» **JOB**
Your task is to repeat the entries underneath exactly, minus the pictures.

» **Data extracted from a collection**
Start
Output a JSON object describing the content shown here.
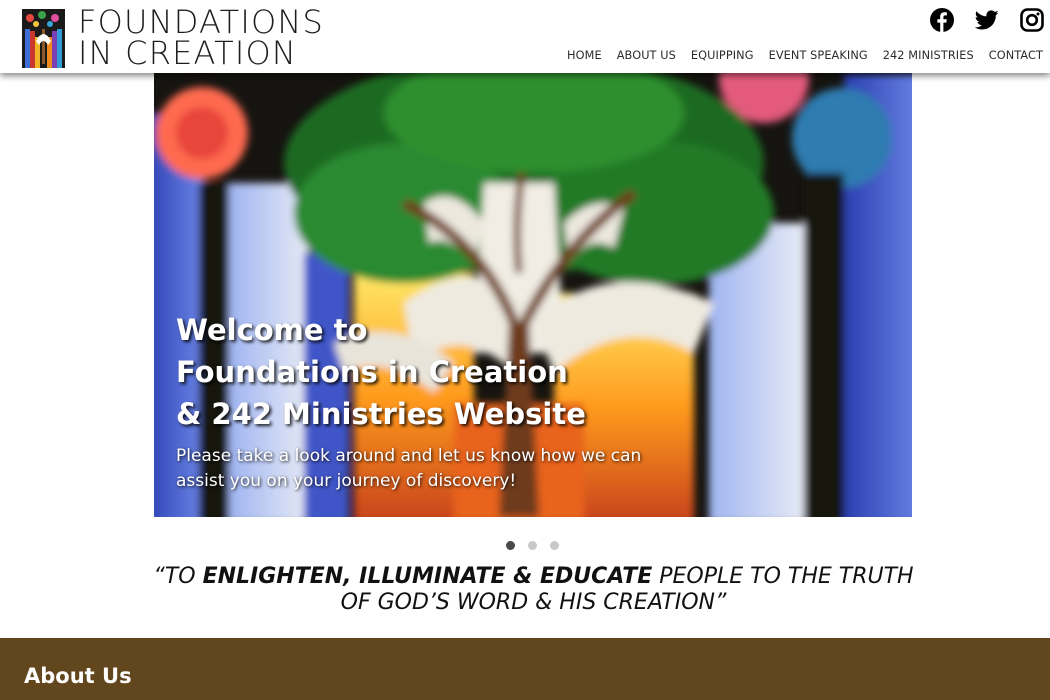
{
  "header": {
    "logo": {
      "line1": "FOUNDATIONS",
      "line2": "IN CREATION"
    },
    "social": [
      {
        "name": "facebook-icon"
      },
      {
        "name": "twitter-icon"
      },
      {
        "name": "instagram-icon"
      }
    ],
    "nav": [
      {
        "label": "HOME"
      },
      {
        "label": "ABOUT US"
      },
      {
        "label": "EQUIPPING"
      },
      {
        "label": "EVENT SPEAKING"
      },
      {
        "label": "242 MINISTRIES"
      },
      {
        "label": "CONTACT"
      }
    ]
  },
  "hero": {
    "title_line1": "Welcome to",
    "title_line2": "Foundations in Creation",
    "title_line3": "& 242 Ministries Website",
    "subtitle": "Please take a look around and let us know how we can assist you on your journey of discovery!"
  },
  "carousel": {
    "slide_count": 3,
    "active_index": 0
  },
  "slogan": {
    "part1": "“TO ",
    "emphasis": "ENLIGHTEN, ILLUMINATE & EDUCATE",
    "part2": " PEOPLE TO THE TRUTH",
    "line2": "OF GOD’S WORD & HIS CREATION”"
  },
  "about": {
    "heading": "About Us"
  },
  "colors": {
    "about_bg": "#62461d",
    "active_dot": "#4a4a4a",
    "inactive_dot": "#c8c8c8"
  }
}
End
» **COMPLETED TASK**
Output a JSON object describing the content shown here.
{
  "header": {
    "logo": {
      "line1": "FOUNDATIONS",
      "line2": "IN CREATION"
    },
    "social": [
      {
        "name": "facebook-icon"
      },
      {
        "name": "twitter-icon"
      },
      {
        "name": "instagram-icon"
      }
    ],
    "nav": [
      {
        "label": "HOME"
      },
      {
        "label": "ABOUT US"
      },
      {
        "label": "EQUIPPING"
      },
      {
        "label": "EVENT SPEAKING"
      },
      {
        "label": "242 MINISTRIES"
      },
      {
        "label": "CONTACT"
      }
    ]
  },
  "hero": {
    "title_line1": "Welcome to",
    "title_line2": "Foundations in Creation",
    "title_line3": "& 242 Ministries Website",
    "subtitle": "Please take a look around and let us know how we can assist you on your journey of discovery!"
  },
  "carousel": {
    "slide_count": 3,
    "active_index": 0
  },
  "slogan": {
    "part1": "“TO ",
    "emphasis": "ENLIGHTEN, ILLUMINATE & EDUCATE",
    "part2": " PEOPLE TO THE TRUTH",
    "line2": "OF GOD’S WORD & HIS CREATION”"
  },
  "about": {
    "heading": "About Us"
  },
  "colors": {
    "about_bg": "#62461d",
    "active_dot": "#4a4a4a",
    "inactive_dot": "#c8c8c8"
  }
}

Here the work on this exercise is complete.